[Figure content listings]
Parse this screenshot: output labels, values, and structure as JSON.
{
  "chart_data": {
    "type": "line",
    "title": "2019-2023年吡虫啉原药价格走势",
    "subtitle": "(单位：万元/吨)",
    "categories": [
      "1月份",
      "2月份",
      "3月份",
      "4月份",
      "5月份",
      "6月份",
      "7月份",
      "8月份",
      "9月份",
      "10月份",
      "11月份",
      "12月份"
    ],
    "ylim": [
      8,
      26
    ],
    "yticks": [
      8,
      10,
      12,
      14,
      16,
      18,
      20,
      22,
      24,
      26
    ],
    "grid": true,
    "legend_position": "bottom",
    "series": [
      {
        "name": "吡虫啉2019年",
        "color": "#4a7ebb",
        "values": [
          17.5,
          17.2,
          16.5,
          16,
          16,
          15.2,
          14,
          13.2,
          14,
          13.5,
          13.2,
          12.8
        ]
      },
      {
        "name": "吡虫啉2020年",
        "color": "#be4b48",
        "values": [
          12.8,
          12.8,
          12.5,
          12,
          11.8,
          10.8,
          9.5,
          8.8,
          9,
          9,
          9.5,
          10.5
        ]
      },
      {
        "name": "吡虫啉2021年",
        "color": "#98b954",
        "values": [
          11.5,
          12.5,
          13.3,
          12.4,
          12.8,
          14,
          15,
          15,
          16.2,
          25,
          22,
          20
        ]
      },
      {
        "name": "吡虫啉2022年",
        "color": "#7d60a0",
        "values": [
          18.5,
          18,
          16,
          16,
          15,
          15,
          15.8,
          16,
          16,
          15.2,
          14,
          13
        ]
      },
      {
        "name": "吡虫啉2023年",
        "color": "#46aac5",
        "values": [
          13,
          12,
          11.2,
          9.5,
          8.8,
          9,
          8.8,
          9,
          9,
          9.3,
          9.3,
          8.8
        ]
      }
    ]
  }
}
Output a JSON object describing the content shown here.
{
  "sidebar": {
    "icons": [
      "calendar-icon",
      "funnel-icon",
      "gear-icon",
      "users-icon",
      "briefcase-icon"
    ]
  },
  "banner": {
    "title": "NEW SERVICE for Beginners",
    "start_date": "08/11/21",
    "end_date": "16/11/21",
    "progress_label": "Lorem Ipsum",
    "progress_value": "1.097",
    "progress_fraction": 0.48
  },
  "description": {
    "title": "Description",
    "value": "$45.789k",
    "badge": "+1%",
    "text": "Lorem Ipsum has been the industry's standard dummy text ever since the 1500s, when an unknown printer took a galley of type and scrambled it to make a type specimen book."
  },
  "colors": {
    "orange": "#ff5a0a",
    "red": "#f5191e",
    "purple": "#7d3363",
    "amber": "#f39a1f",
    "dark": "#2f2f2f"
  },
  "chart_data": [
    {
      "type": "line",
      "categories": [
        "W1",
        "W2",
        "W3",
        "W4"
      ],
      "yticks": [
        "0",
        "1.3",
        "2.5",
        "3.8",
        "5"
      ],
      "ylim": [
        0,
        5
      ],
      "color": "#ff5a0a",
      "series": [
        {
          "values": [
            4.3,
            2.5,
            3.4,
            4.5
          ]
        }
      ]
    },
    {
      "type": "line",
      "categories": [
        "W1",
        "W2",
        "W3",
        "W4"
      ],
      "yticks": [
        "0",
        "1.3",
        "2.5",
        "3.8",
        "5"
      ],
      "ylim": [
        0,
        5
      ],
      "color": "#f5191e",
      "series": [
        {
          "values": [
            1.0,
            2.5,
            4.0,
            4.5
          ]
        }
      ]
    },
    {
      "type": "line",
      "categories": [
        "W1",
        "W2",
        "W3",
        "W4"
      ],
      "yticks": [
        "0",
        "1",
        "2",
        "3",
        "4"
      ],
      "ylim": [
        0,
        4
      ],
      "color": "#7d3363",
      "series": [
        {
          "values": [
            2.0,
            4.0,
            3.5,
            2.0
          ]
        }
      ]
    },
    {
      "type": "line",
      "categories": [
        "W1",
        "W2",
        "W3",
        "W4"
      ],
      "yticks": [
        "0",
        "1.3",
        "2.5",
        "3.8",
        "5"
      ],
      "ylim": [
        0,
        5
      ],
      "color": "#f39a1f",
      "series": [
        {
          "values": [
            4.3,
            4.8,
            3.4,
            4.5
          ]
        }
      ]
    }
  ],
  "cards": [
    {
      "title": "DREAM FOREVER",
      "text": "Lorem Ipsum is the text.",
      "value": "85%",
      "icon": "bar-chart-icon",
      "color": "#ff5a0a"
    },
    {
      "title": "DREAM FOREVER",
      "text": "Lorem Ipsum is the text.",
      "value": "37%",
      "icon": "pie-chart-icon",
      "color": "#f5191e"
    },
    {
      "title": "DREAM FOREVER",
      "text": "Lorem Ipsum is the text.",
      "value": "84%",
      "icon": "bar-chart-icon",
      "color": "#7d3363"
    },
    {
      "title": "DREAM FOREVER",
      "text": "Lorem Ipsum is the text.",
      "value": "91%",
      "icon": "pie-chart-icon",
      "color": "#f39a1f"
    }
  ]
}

Work to do
Reproduce all the records precisely.

Result below
Parse this screenshot: output labels, values, and structure as JSON.
{
  "chart_data": {
    "type": "line",
    "title": "2019-2023年吡虫啉原药价格走势",
    "subtitle": "(单位：万元/吨)",
    "categories": [
      "1月份",
      "2月份",
      "3月份",
      "4月份",
      "5月份",
      "6月份",
      "7月份",
      "8月份",
      "9月份",
      "10月份",
      "11月份",
      "12月份"
    ],
    "ylim": [
      8,
      26
    ],
    "yticks": [
      8,
      10,
      12,
      14,
      16,
      18,
      20,
      22,
      24,
      26
    ],
    "grid": true,
    "legend_position": "bottom",
    "series": [
      {
        "name": "吡虫啉2019年",
        "color": "#4a7ebb",
        "values": [
          17.5,
          17.2,
          16.5,
          16,
          16,
          15.2,
          14,
          13.2,
          14,
          13.5,
          13.2,
          12.8
        ]
      },
      {
        "name": "吡虫啉2020年",
        "color": "#be4b48",
        "values": [
          12.8,
          12.8,
          12.5,
          12,
          11.8,
          10.8,
          9.5,
          8.8,
          9,
          9,
          9.5,
          10.5
        ]
      },
      {
        "name": "吡虫啉2021年",
        "color": "#98b954",
        "values": [
          11.5,
          12.5,
          13.3,
          12.4,
          12.8,
          14,
          15,
          15,
          16.2,
          25,
          22,
          20
        ]
      },
      {
        "name": "吡虫啉2022年",
        "color": "#7d60a0",
        "values": [
          18.5,
          18,
          16,
          16,
          15,
          15,
          15.8,
          16,
          16,
          15.2,
          14,
          13
        ]
      },
      {
        "name": "吡虫啉2023年",
        "color": "#46aac5",
        "values": [
          13,
          12,
          11.2,
          9.5,
          8.8,
          9,
          8.8,
          9,
          9,
          9.3,
          9.3,
          8.8
        ]
      }
    ]
  }
}
Output a JSON object describing the content shown here.
{
  "sidebar": {
    "icons": [
      "calendar-icon",
      "funnel-icon",
      "gear-icon",
      "users-icon",
      "briefcase-icon"
    ]
  },
  "banner": {
    "title": "NEW SERVICE for Beginners",
    "start_date": "08/11/21",
    "end_date": "16/11/21",
    "progress_label": "Lorem Ipsum",
    "progress_value": "1.097",
    "progress_fraction": 0.48
  },
  "description": {
    "title": "Description",
    "value": "$45.789k",
    "badge": "+1%",
    "text": "Lorem Ipsum has been the industry's standard dummy text ever since the 1500s, when an unknown printer took a galley of type and scrambled it to make a type specimen book."
  },
  "colors": {
    "orange": "#ff5a0a",
    "red": "#f5191e",
    "purple": "#7d3363",
    "amber": "#f39a1f",
    "dark": "#2f2f2f"
  },
  "chart_data": [
    {
      "type": "line",
      "categories": [
        "W1",
        "W2",
        "W3",
        "W4"
      ],
      "yticks": [
        "0",
        "1.3",
        "2.5",
        "3.8",
        "5"
      ],
      "ylim": [
        0,
        5
      ],
      "color": "#ff5a0a",
      "series": [
        {
          "values": [
            4.3,
            2.5,
            3.4,
            4.5
          ]
        }
      ]
    },
    {
      "type": "line",
      "categories": [
        "W1",
        "W2",
        "W3",
        "W4"
      ],
      "yticks": [
        "0",
        "1.3",
        "2.5",
        "3.8",
        "5"
      ],
      "ylim": [
        0,
        5
      ],
      "color": "#f5191e",
      "series": [
        {
          "values": [
            1.0,
            2.5,
            4.0,
            4.5
          ]
        }
      ]
    },
    {
      "type": "line",
      "categories": [
        "W1",
        "W2",
        "W3",
        "W4"
      ],
      "yticks": [
        "0",
        "1",
        "2",
        "3",
        "4"
      ],
      "ylim": [
        0,
        4
      ],
      "color": "#7d3363",
      "series": [
        {
          "values": [
            2.0,
            4.0,
            3.5,
            2.0
          ]
        }
      ]
    },
    {
      "type": "line",
      "categories": [
        "W1",
        "W2",
        "W3",
        "W4"
      ],
      "yticks": [
        "0",
        "1.3",
        "2.5",
        "3.8",
        "5"
      ],
      "ylim": [
        0,
        5
      ],
      "color": "#f39a1f",
      "series": [
        {
          "values": [
            4.3,
            4.8,
            3.4,
            4.5
          ]
        }
      ]
    }
  ],
  "cards": [
    {
      "title": "DREAM FOREVER",
      "text": "Lorem Ipsum is the text.",
      "value": "85%",
      "icon": "bar-chart-icon",
      "color": "#ff5a0a"
    },
    {
      "title": "DREAM FOREVER",
      "text": "Lorem Ipsum is the text.",
      "value": "37%",
      "icon": "pie-chart-icon",
      "color": "#f5191e"
    },
    {
      "title": "DREAM FOREVER",
      "text": "Lorem Ipsum is the text.",
      "value": "84%",
      "icon": "bar-chart-icon",
      "color": "#7d3363"
    },
    {
      "title": "DREAM FOREVER",
      "text": "Lorem Ipsum is the text.",
      "value": "91%",
      "icon": "pie-chart-icon",
      "color": "#f39a1f"
    }
  ]
}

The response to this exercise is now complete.